Give the number of lines holding the string "identidad", and nothing else.
========
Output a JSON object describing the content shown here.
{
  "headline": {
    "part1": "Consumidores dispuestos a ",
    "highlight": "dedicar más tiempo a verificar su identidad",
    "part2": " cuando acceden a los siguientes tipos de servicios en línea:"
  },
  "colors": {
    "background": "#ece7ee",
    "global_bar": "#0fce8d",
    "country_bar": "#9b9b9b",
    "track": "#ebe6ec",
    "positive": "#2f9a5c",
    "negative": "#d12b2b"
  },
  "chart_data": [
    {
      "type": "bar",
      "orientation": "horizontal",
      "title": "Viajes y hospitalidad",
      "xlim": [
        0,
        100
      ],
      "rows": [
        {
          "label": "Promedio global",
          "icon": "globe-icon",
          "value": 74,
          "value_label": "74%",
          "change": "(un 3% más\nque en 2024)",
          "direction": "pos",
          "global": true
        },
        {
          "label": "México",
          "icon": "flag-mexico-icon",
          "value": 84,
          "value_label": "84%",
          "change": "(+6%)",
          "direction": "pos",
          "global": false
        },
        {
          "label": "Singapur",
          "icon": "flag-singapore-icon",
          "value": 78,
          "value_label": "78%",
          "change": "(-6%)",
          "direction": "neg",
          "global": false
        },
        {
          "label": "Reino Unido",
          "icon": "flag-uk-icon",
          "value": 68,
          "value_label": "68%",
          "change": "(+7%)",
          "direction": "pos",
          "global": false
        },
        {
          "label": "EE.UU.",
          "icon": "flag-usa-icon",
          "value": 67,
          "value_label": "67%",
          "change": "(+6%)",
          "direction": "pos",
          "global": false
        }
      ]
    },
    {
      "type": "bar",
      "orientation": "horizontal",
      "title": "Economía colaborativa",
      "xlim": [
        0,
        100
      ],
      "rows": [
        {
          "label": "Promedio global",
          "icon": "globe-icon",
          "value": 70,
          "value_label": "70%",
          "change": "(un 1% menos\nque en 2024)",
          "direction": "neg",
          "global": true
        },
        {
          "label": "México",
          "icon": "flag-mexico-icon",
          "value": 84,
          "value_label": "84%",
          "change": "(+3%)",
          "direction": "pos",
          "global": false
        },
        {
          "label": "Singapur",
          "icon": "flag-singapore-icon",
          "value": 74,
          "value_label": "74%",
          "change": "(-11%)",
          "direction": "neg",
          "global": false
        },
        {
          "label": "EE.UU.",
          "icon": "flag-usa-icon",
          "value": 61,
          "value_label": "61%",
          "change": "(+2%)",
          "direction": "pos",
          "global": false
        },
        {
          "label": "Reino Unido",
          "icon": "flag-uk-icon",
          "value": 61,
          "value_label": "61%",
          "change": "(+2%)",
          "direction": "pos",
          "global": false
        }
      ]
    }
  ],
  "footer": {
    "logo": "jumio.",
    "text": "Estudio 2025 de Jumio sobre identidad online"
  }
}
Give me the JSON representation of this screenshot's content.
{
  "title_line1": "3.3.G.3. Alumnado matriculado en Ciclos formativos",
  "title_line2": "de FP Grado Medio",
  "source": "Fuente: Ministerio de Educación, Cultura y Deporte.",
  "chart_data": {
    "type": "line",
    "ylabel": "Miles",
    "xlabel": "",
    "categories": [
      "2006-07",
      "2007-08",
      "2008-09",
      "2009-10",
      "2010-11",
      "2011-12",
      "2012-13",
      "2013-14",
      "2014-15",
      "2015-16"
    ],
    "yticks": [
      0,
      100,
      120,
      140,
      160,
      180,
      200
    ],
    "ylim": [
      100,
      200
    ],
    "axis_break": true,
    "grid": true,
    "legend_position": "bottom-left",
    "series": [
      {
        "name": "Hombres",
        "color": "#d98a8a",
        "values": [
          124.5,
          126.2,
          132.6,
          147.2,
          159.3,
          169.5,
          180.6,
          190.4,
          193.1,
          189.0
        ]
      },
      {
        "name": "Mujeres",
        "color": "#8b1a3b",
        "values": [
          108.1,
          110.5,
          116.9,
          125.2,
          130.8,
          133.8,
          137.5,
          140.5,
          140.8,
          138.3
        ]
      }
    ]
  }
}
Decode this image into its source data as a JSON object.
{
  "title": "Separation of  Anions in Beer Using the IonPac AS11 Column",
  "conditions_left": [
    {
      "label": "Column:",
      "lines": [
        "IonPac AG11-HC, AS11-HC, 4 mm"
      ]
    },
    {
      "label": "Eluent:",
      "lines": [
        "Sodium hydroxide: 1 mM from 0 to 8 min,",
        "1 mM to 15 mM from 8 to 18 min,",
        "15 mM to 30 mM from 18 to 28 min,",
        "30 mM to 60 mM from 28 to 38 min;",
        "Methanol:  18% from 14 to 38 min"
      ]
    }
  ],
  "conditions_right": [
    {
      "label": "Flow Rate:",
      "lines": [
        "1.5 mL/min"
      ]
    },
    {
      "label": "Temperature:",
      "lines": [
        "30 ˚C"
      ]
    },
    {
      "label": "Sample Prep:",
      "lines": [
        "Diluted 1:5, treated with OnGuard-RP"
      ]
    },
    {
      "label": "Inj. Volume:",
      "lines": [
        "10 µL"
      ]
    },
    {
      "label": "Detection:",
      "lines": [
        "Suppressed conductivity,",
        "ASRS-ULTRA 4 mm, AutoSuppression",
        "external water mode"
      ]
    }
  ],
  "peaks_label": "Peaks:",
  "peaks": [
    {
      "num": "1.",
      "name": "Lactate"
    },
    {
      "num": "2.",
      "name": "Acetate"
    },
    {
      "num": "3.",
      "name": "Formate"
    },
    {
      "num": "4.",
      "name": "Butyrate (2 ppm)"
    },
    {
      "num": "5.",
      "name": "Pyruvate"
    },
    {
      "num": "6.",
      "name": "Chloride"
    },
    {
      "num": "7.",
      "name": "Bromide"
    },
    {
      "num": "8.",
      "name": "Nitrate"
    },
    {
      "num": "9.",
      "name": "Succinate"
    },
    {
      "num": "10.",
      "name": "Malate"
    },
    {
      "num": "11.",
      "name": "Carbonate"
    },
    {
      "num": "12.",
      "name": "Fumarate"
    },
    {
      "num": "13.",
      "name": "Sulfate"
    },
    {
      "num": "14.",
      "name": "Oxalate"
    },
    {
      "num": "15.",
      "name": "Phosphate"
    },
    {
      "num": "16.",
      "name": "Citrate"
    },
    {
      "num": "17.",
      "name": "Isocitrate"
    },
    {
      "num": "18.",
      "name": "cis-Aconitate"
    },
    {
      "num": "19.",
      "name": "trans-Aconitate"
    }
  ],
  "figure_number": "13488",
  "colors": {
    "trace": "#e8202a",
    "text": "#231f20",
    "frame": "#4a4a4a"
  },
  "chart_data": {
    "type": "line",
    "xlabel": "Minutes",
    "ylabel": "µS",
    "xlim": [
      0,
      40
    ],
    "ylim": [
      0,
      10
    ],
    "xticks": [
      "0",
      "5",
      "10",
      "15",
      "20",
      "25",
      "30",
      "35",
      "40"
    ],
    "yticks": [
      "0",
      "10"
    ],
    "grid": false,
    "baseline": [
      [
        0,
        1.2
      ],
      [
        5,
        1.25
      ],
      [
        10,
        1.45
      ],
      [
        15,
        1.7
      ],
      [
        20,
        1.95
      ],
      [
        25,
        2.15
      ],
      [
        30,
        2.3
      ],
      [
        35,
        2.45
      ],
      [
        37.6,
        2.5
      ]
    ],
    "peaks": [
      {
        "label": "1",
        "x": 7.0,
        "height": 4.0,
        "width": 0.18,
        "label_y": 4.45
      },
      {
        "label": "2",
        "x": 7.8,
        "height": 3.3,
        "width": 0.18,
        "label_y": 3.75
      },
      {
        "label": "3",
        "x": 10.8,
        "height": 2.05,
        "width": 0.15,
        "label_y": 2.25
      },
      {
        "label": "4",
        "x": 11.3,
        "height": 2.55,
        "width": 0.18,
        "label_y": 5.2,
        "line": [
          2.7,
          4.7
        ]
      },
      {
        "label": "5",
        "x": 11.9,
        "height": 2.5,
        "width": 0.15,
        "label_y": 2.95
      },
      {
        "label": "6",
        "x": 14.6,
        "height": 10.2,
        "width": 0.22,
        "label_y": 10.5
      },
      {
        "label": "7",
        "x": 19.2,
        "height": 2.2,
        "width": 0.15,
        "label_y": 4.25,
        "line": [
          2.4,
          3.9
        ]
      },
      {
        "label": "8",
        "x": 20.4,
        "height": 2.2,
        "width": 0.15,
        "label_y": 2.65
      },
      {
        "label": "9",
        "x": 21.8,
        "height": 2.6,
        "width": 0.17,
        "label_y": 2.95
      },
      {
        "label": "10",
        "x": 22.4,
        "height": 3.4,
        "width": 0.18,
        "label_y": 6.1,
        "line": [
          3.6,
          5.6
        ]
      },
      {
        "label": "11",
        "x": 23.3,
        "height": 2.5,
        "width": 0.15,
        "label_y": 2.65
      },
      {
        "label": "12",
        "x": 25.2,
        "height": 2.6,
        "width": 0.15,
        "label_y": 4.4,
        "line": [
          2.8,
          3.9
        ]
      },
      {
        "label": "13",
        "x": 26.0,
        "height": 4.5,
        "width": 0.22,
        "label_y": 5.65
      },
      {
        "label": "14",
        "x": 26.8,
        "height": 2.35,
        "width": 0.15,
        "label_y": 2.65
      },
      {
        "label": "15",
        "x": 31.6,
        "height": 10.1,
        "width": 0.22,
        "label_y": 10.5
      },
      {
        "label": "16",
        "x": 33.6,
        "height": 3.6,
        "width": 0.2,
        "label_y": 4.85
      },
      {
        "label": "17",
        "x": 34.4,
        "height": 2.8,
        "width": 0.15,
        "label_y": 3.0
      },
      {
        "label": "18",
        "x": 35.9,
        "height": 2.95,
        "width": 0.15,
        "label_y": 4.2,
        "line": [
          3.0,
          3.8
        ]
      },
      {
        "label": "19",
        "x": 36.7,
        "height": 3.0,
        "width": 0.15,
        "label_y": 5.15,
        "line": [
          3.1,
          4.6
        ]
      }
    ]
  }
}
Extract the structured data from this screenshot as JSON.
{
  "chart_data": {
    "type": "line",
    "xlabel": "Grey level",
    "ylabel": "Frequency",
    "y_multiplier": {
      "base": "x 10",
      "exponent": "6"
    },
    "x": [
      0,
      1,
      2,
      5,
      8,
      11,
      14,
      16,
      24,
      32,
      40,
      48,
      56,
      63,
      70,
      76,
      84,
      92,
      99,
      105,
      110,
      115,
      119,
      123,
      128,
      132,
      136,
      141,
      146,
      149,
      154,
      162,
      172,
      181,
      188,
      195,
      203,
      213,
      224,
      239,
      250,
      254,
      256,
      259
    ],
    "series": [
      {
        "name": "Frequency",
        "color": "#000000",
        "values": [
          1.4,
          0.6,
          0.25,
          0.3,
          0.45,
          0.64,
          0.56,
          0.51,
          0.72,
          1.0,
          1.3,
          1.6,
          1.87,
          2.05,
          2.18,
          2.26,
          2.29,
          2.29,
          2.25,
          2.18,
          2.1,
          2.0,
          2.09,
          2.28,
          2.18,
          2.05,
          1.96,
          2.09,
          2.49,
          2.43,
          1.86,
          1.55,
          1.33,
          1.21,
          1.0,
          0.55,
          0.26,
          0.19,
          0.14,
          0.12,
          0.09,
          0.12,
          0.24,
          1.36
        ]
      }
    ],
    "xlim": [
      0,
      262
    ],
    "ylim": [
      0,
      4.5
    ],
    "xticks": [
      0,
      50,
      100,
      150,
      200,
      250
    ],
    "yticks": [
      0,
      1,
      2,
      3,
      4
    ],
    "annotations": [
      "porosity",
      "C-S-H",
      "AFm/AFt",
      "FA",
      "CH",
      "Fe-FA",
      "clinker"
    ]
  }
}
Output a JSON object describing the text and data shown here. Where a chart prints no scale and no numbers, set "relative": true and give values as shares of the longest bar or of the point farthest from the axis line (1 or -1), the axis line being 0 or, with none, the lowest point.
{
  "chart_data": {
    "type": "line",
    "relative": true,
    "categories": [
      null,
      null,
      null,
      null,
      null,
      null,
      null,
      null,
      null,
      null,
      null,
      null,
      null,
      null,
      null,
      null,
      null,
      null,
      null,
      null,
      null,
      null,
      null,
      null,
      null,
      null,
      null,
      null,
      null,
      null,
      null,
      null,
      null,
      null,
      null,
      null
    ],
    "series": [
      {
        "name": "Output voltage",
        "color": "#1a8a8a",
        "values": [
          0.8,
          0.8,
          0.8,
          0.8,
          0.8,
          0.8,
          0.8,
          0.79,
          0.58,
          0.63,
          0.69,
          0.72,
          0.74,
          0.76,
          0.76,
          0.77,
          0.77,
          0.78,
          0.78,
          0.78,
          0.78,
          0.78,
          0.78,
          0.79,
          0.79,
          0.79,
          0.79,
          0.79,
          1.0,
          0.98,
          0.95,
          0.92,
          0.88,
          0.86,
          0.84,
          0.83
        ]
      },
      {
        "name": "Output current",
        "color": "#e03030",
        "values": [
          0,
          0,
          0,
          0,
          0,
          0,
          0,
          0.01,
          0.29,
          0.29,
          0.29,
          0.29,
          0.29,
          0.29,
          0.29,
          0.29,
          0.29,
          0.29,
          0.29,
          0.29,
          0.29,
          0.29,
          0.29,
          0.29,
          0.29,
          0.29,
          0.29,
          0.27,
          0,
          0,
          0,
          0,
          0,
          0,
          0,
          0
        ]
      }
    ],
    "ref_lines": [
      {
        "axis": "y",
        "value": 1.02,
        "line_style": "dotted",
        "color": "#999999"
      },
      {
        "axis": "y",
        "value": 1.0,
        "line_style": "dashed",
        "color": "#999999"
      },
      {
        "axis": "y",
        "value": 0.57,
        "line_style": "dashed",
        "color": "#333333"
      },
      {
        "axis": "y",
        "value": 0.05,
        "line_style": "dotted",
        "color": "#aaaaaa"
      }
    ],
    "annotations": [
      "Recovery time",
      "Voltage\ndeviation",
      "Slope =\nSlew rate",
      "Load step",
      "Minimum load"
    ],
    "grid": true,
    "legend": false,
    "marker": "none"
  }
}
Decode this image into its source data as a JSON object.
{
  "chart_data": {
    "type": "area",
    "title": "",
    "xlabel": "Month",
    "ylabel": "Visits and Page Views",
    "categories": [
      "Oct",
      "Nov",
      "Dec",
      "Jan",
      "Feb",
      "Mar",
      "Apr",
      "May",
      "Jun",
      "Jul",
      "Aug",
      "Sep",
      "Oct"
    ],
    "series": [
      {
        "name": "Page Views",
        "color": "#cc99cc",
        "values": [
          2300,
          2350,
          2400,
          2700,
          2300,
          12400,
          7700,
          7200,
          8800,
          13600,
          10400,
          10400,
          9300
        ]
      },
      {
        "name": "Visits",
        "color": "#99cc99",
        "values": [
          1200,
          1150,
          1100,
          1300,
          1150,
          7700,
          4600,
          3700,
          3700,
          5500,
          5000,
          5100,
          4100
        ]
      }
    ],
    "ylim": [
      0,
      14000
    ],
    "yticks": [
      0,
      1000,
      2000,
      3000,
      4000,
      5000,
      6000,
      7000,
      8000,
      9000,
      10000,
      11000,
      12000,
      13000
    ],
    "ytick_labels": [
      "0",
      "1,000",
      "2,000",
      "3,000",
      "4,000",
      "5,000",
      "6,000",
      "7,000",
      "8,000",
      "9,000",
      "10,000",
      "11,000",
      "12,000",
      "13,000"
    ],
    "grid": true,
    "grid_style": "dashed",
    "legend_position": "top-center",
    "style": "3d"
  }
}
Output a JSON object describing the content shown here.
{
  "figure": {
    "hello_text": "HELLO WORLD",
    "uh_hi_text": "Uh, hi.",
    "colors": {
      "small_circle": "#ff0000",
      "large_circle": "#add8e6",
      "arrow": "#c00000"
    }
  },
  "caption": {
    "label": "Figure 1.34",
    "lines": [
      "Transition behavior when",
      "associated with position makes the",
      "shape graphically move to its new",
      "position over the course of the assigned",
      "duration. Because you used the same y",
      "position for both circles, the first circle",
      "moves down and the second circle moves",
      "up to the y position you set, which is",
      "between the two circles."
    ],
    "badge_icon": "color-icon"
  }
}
========
> _Result of this task_: 2